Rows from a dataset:
┌──

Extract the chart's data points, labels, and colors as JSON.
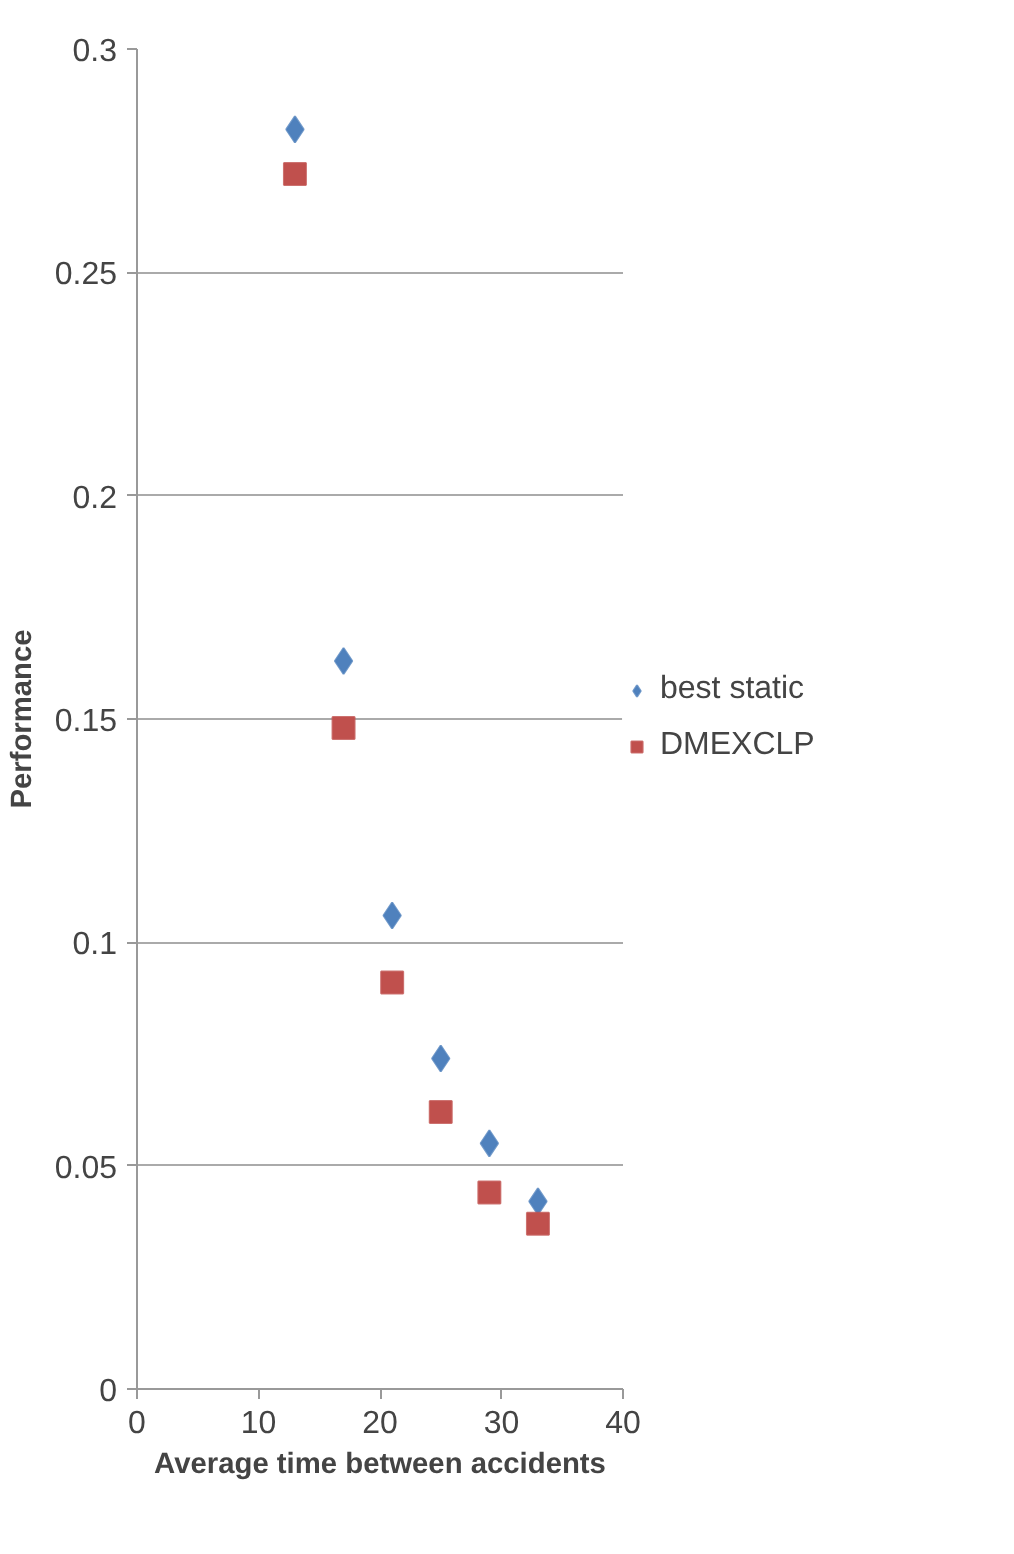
{
  "chart_data": {
    "type": "scatter",
    "xlabel": "Average time between accidents",
    "ylabel": "Performance",
    "xlim": [
      0,
      40
    ],
    "xticks": [
      0,
      10,
      20,
      30,
      40
    ],
    "ylim": [
      0,
      0.3
    ],
    "yticks": [
      0,
      0.05,
      0.1,
      0.15,
      0.2,
      0.25,
      0.3
    ],
    "grid": "y",
    "legend": "right",
    "series": [
      {
        "name": "best static",
        "color": "#4f81bd",
        "marker": "diamond",
        "x": [
          13,
          17,
          21,
          25,
          29,
          33
        ],
        "values": [
          0.282,
          0.163,
          0.106,
          0.074,
          0.055,
          0.042
        ]
      },
      {
        "name": "DMEXCLP",
        "color": "#c0504d",
        "marker": "square",
        "x": [
          13,
          17,
          21,
          25,
          29,
          33
        ],
        "values": [
          0.272,
          0.148,
          0.091,
          0.062,
          0.044,
          0.037
        ]
      }
    ]
  }
}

└──

Objective - Copy the whole listing above word for word but do not carry over the pictures.

Full answer -
Extract the chart's data points, labels, and colors as JSON.
{
  "chart_data": {
    "type": "scatter",
    "xlabel": "Average time between accidents",
    "ylabel": "Performance",
    "xlim": [
      0,
      40
    ],
    "xticks": [
      0,
      10,
      20,
      30,
      40
    ],
    "ylim": [
      0,
      0.3
    ],
    "yticks": [
      0,
      0.05,
      0.1,
      0.15,
      0.2,
      0.25,
      0.3
    ],
    "grid": "y",
    "legend": "right",
    "series": [
      {
        "name": "best static",
        "color": "#4f81bd",
        "marker": "diamond",
        "x": [
          13,
          17,
          21,
          25,
          29,
          33
        ],
        "values": [
          0.282,
          0.163,
          0.106,
          0.074,
          0.055,
          0.042
        ]
      },
      {
        "name": "DMEXCLP",
        "color": "#c0504d",
        "marker": "square",
        "x": [
          13,
          17,
          21,
          25,
          29,
          33
        ],
        "values": [
          0.272,
          0.148,
          0.091,
          0.062,
          0.044,
          0.037
        ]
      }
    ]
  }
}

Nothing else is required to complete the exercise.